Work required:
Rewrite each of the rows below as a JSON list of strings, one string per line, leaving out any blank lines.

..........

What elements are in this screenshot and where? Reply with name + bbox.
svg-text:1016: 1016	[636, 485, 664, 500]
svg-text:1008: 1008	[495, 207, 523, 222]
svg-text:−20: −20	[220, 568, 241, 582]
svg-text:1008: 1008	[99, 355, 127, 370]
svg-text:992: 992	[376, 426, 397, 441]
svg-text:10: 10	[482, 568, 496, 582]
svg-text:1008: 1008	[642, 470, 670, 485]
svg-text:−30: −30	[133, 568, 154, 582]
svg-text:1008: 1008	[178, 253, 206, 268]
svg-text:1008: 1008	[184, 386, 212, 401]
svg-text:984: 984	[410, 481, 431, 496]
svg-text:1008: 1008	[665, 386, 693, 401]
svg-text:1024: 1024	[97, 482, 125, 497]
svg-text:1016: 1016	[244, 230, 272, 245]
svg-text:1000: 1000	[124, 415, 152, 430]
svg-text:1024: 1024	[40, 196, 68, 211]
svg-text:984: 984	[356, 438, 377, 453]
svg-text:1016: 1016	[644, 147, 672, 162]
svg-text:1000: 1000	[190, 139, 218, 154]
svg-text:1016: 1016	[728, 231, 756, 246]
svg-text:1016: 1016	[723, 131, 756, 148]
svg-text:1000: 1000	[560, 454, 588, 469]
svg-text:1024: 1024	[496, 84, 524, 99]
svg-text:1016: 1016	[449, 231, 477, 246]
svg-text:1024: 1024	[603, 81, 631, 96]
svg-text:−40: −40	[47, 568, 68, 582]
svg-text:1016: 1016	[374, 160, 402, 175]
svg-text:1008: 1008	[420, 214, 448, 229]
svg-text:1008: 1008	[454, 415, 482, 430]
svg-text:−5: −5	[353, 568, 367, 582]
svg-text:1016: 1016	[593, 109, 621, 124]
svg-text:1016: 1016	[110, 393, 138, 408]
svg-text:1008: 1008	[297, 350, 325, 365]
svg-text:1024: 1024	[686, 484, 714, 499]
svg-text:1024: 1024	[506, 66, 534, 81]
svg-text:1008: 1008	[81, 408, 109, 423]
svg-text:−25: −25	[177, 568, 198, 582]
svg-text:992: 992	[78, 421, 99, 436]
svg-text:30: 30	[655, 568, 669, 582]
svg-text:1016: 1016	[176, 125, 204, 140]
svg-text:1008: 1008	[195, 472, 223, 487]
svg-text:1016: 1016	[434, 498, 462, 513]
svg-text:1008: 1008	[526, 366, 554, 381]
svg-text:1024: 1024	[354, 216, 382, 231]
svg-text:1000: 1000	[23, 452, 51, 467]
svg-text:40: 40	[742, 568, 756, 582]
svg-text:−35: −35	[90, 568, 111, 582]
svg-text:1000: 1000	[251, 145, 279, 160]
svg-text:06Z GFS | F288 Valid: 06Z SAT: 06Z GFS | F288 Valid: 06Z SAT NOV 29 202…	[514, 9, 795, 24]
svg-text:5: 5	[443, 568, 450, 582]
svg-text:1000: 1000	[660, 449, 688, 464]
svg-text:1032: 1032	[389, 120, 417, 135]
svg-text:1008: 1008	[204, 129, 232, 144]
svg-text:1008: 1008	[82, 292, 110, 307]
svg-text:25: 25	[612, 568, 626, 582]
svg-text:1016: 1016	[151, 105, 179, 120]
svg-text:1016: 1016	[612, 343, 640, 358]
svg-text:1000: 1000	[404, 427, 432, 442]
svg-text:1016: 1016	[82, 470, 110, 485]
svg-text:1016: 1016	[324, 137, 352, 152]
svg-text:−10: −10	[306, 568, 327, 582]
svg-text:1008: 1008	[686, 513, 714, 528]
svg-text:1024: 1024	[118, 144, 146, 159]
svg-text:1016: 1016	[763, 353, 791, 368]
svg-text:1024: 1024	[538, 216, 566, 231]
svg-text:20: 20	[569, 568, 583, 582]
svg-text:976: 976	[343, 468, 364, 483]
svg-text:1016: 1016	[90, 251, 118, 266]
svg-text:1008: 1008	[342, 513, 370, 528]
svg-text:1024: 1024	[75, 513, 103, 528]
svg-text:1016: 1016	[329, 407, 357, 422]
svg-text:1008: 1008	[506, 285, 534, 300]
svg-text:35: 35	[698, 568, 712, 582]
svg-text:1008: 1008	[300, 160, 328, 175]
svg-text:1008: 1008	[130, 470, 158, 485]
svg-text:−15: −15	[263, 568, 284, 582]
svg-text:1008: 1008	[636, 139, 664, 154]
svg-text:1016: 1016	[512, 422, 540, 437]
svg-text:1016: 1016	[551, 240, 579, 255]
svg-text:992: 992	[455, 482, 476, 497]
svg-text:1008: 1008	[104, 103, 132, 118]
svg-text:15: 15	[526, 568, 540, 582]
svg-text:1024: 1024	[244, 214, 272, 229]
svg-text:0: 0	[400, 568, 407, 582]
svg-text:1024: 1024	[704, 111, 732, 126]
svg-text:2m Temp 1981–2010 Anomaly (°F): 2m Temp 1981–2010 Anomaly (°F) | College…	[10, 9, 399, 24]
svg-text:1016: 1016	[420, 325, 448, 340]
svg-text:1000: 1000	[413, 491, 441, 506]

..........

Final result:
[
  "What elements are in this screenshot and where? Reply with name + bbox.",
  "svg-text:1016: 1016\t[636, 485, 664, 500]",
  "svg-text:1008: 1008\t[495, 207, 523, 222]",
  "svg-text:−20: −20\t[220, 568, 241, 582]",
  "svg-text:1008: 1008\t[99, 355, 127, 370]",
  "svg-text:992: 992\t[376, 426, 397, 441]",
  "svg-text:10: 10\t[482, 568, 496, 582]",
  "svg-text:1008: 1008\t[642, 470, 670, 485]",
  "svg-text:−30: −30\t[133, 568, 154, 582]",
  "svg-text:1008: 1008\t[178, 253, 206, 268]",
  "svg-text:1008: 1008\t[184, 386, 212, 401]",
  "svg-text:984: 984\t[410, 481, 431, 496]",
  "svg-text:1008: 1008\t[665, 386, 693, 401]",
  "svg-text:1024: 1024\t[97, 482, 125, 497]",
  "svg-text:1016: 1016\t[244, 230, 272, 245]",
  "svg-text:1000: 1000\t[124, 415, 152, 430]",
  "svg-text:1024: 1024\t[40, 196, 68, 211]",
  "svg-text:984: 984\t[356, 438, 377, 453]",
  "svg-text:1016: 1016\t[644, 147, 672, 162]",
  "svg-text:1000: 1000\t[190, 139, 218, 154]",
  "svg-text:1016: 1016\t[728, 231, 756, 246]",
  "svg-text:1016: 1016\t[723, 131, 756, 148]",
  "svg-text:1000: 1000\t[560, 454, 588, 469]",
  "svg-text:1024: 1024\t[496, 84, 524, 99]",
  "svg-text:1016: 1016\t[449, 231, 477, 246]",
  "svg-text:1024: 1024\t[603, 81, 631, 96]",
  "svg-text:−40: −40\t[47, 568, 68, 582]",
  "svg-text:1016: 1016\t[374, 160, 402, 175]",
  "svg-text:1008: 1008\t[420, 214, 448, 229]",
  "svg-text:1008: 1008\t[454, 415, 482, 430]",
  "svg-text:−5: −5\t[353, 568, 367, 582]",
  "svg-text:1016: 1016\t[593, 109, 621, 124]",
  "svg-text:1016: 1016\t[110, 393, 138, 408]",
  "svg-text:1008: 1008\t[297, 350, 325, 365]",
  "svg-text:1024: 1024\t[686, 484, 714, 499]",
  "svg-text:1024: 1024\t[506, 66, 534, 81]",
  "svg-text:1008: 1008\t[81, 408, 109, 423]",
  "svg-text:−25: −25\t[177, 568, 198, 582]",
  "svg-text:992: 992\t[78, 421, 99, 436]",
  "svg-text:30: 30\t[655, 568, 669, 582]",
  "svg-text:1016: 1016\t[176, 125, 204, 140]",
  "svg-text:1008: 1008\t[195, 472, 223, 487]",
  "svg-text:1016: 1016\t[434, 498, 462, 513]",
  "svg-text:1008: 1008\t[526, 366, 554, 381]",
  "svg-text:1024: 1024\t[354, 216, 382, 231]",
  "svg-text:1000: 1000\t[23, 452, 51, 467]",
  "svg-text:40: 40\t[742, 568, 756, 582]",
  "svg-text:−35: −35\t[90, 568, 111, 582]",
  "svg-text:1000: 1000\t[251, 145, 279, 160]",
  "svg-text:06Z GFS | F288 Valid: 06Z SAT: 06Z GFS | F288 Valid: 06Z SAT NOV 29 202…\t[514, 9, 795, 24]",
  "svg-text:5: 5\t[443, 568, 450, 582]",
  "svg-text:1000: 1000\t[660, 449, 688, 464]",
  "svg-text:1032: 1032\t[389, 120, 417, 135]",
  "svg-text:1008: 1008\t[204, 129, 232, 144]",
  "svg-text:1008: 1008\t[82, 292, 110, 307]",
  "svg-text:25: 25\t[612, 568, 626, 582]",
  "svg-text:1016: 1016\t[151, 105, 179, 120]",
  "svg-text:1016: 1016\t[612, 343, 640, 358]",
  "svg-text:1000: 1000\t[404, 427, 432, 442]",
  "svg-text:1016: 1016\t[82, 470, 110, 485]",
  "svg-text:1016: 1016\t[324, 137, 352, 152]",
  "svg-text:−10: −10\t[306, 568, 327, 582]",
  "svg-text:1008: 1008\t[686, 513, 714, 528]",
  "svg-text:1024: 1024\t[118, 144, 146, 159]",
  "svg-text:1016: 1016\t[763, 353, 791, 368]",
  "svg-text:1024: 1024\t[538, 216, 566, 231]",
  "svg-text:20: 20\t[569, 568, 583, 582]",
  "svg-text:976: 976\t[343, 468, 364, 483]",
  "svg-text:1016: 1016\t[90, 251, 118, 266]",
  "svg-text:1008: 1008\t[342, 513, 370, 528]",
  "svg-text:1024: 1024\t[75, 513, 103, 528]",
  "svg-text:1016: 1016\t[329, 407, 357, 422]",
  "svg-text:1008: 1008\t[506, 285, 534, 300]",
  "svg-text:35: 35\t[698, 568, 712, 582]",
  "svg-text:1008: 1008\t[300, 160, 328, 175]",
  "svg-text:1008: 1008\t[130, 470, 158, 485]",
  "svg-text:−15: −15\t[263, 568, 284, 582]",
  "svg-text:1008: 1008\t[636, 139, 664, 154]",
  "svg-text:1016: 1016\t[512, 422, 540, 437]",
  "svg-text:1016: 1016\t[551, 240, 579, 255]",
  "svg-text:992: 992\t[455, 482, 476, 497]",
  "svg-text:1008: 1008\t[104, 103, 132, 118]",
  "svg-text:15: 15\t[526, 568, 540, 582]",
  "svg-text:1024: 1024\t[244, 214, 272, 229]",
  "svg-text:0: 0\t[400, 568, 407, 582]",
  "svg-text:1024: 1024\t[704, 111, 732, 126]",
  "svg-text:2m Temp 1981–2010 Anomaly (°F): 2m Temp 1981–2010 Anomaly (°F) | College…\t[10, 9, 399, 24]",
  "svg-text:1016: 1016\t[420, 325, 448, 340]",
  "svg-text:1000: 1000\t[413, 491, 441, 506]"
]